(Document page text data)
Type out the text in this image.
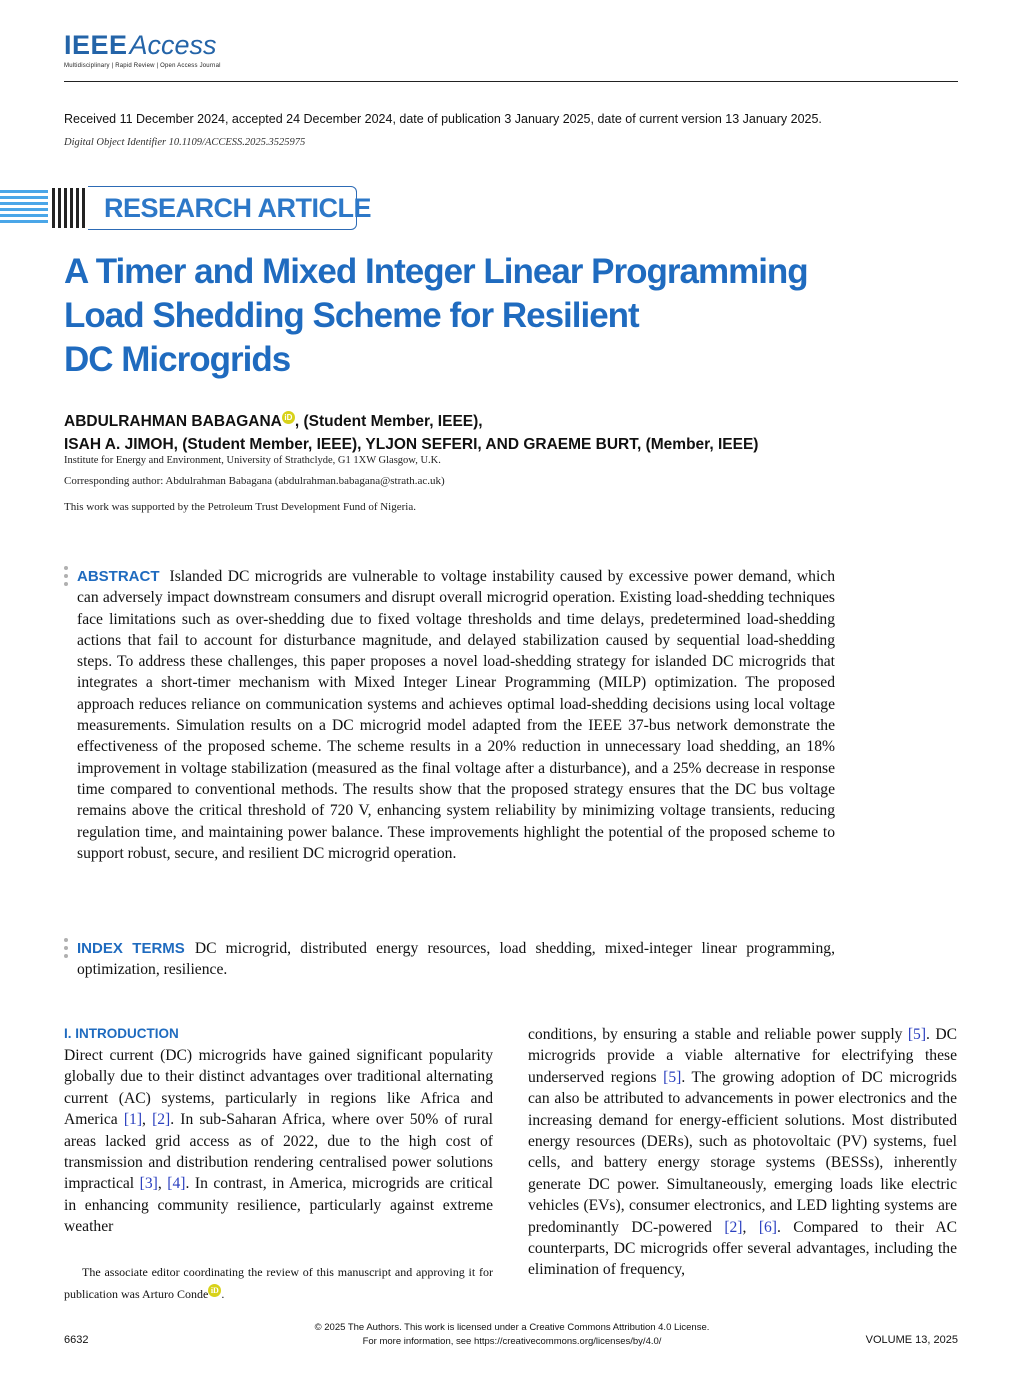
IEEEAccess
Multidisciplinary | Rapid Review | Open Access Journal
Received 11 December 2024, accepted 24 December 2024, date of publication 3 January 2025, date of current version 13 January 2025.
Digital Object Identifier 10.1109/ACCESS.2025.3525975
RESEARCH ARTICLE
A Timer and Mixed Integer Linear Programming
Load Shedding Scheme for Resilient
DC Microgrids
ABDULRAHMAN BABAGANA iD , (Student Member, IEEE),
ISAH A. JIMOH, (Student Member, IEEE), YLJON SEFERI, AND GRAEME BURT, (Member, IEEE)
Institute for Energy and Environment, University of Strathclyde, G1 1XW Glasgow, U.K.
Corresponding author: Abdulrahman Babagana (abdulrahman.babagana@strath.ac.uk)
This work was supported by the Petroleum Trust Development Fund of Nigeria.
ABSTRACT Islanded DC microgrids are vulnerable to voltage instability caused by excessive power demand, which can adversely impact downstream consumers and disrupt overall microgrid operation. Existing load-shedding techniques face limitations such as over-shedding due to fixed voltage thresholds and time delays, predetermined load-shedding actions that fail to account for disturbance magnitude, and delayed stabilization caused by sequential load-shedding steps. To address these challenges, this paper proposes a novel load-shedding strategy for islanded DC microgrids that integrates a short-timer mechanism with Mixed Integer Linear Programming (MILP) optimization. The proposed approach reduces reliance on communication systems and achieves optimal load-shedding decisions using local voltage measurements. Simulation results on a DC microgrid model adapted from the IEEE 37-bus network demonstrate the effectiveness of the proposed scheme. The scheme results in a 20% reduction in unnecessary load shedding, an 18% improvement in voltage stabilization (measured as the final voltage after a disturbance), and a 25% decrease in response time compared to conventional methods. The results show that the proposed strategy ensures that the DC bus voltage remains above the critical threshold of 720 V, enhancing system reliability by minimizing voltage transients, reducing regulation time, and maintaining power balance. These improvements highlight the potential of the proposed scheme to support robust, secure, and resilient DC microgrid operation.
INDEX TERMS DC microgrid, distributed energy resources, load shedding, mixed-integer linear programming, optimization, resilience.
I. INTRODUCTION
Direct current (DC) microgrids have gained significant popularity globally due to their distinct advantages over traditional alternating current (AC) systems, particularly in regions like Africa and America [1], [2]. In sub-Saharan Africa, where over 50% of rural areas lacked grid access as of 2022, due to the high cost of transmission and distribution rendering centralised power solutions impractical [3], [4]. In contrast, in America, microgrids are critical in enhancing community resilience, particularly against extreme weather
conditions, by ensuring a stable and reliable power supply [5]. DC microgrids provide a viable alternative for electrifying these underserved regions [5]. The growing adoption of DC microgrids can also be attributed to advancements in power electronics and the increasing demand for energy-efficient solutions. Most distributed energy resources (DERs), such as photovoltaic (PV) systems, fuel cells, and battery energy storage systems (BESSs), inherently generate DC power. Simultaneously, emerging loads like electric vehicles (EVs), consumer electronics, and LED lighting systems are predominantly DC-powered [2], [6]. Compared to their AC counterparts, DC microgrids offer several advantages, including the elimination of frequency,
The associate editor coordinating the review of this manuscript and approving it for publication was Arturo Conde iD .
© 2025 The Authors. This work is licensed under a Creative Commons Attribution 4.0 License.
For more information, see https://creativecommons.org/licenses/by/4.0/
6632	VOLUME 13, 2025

**WHAT IS NEEDED:** Every line above with the word "publication" belongs in the answer, copied as written.

**TASK OUTPUT:**
Received 11 December 2024, accepted 24 December 2024, date of publication 3 January 2025, date of current version 13 January 2025.
The associate editor coordinating the review of this manuscript and approving it for publication was Arturo Conde iD .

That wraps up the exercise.